◆ **EXERCISE TEXT**
Allanon’s Quest
- First edition
- Author: Terry Brooks
- Cover artist: Stephen Youll
- Language: English
- Series: Paladins of Shannara
- Genre: Fantasy
- Publisher: Del Rey Books
- Publication date: July 9, 2012
- Publication place: United States
- Media type: eBook
- Pages: 39 pp
- Preceded by: First King of Shannara
- Followed by: The Sword of Shannara

= Allanon's Quest =

2012 short story by Terry Brooks

"Allanon's Quest" is a fantasy short story by Terry Brooks in his Shannara series. It is the first in a trilogy of short stories that make up the Paladins of Shannara series, first published in 2012.

==Plot summary==
Allanon is on a desperate quest to find the last heir of Shannara before the Skull Bearers can wipe them all out. His quest takes him to the small village of Archer Trace, where he interrogates an innkeeper about the whereabouts of Eldra Derrivanian. Eldra is an elf who worked for the Elessedil Royal family as a historian that specialized in genealogy. After his son was killed under mysterious circumstances while serving in the Home Guard, Eldra felt the king did not do enough to discover who the killer was and bring him to justice. He then began neglecting and sabotaging his work, and eventually was dismissed. In disgrace, he left Arborlon with his wife and went into hiding near Archer Trace. After tracking him down, Allanon questions him as to whom the last heir of Shannara is and Eldra tells him that it is a man named Weir.

◆ **EXPLORE THE MATERIAL**
• a. Answer these questions from the article on Allanon's Quest, marking each answer as its question is marked:
(i) Who is listed as the cover artist?
(ii) In which village does Allanon question an innkeeper?
(iii) Whom does Eldra name as the last heir of Shannara?
• b. List every individual named in the plot summary of the article on Allanon's Quest.
• c. Carry on the plot summary in the article on Allanon's Quest from its last sentence.
The items are not needed for any of this work.

◆ **DATA**
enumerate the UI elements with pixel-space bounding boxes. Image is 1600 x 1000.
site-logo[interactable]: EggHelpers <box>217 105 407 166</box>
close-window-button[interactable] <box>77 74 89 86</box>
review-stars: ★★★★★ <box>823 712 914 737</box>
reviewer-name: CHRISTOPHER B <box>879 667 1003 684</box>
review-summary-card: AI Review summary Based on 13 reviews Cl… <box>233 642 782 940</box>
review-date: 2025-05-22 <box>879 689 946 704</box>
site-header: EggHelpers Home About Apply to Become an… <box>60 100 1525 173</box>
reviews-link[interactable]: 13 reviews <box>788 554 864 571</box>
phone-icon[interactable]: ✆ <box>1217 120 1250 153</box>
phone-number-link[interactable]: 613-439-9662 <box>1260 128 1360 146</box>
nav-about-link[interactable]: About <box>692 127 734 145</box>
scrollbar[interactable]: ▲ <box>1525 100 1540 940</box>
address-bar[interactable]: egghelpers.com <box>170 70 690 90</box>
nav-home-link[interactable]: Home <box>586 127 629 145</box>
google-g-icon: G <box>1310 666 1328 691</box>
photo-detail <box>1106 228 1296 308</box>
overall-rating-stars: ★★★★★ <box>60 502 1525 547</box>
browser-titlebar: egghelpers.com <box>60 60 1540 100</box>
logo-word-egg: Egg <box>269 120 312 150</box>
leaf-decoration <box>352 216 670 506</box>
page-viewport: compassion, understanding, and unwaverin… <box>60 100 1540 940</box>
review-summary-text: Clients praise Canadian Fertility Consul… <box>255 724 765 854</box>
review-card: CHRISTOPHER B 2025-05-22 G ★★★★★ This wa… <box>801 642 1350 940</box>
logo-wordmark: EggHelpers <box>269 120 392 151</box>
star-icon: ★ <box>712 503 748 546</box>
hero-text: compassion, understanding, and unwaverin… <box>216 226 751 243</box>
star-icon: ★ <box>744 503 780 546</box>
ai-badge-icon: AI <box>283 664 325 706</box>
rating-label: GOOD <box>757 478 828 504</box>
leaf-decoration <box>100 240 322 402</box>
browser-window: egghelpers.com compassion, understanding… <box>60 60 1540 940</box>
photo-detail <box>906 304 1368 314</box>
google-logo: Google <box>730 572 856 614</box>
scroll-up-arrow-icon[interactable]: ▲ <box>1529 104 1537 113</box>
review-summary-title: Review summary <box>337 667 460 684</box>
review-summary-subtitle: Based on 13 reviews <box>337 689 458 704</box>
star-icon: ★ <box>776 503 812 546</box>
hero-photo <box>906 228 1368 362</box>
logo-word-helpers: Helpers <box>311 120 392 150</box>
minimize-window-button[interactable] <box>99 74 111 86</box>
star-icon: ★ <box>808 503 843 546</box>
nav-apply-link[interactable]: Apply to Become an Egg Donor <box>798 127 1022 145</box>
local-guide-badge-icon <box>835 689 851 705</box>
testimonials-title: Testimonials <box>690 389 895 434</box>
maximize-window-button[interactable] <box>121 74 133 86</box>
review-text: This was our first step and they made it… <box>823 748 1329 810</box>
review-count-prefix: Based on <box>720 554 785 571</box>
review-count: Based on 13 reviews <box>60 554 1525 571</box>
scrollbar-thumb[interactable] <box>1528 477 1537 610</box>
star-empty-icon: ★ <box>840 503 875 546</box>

◆ **RESPONSES BY TASK**
• a.
(i) Stephen Youll
(ii) Archer Trace
(iii) A man named Weir

• b. Allanon, Eldra Derrivanian, Weir

• c.
Allanon travels to Weir's home, and wonders about Eldra's strange behavior. He seemed tense and afraid. When he arrives at Weir's home he is attacked and takes a dagger to the chest, but using Druid magic he is able to kill most of his attackers, while the rest flee. During the assault, Allanon uses one of his attackers as a human shield. The man is pierced and killed by arrows. Afterwards, a Skull Bearer reveals himself long enough to tell Allanon that the man he used as a human shield was Weir, last heir of Shannara.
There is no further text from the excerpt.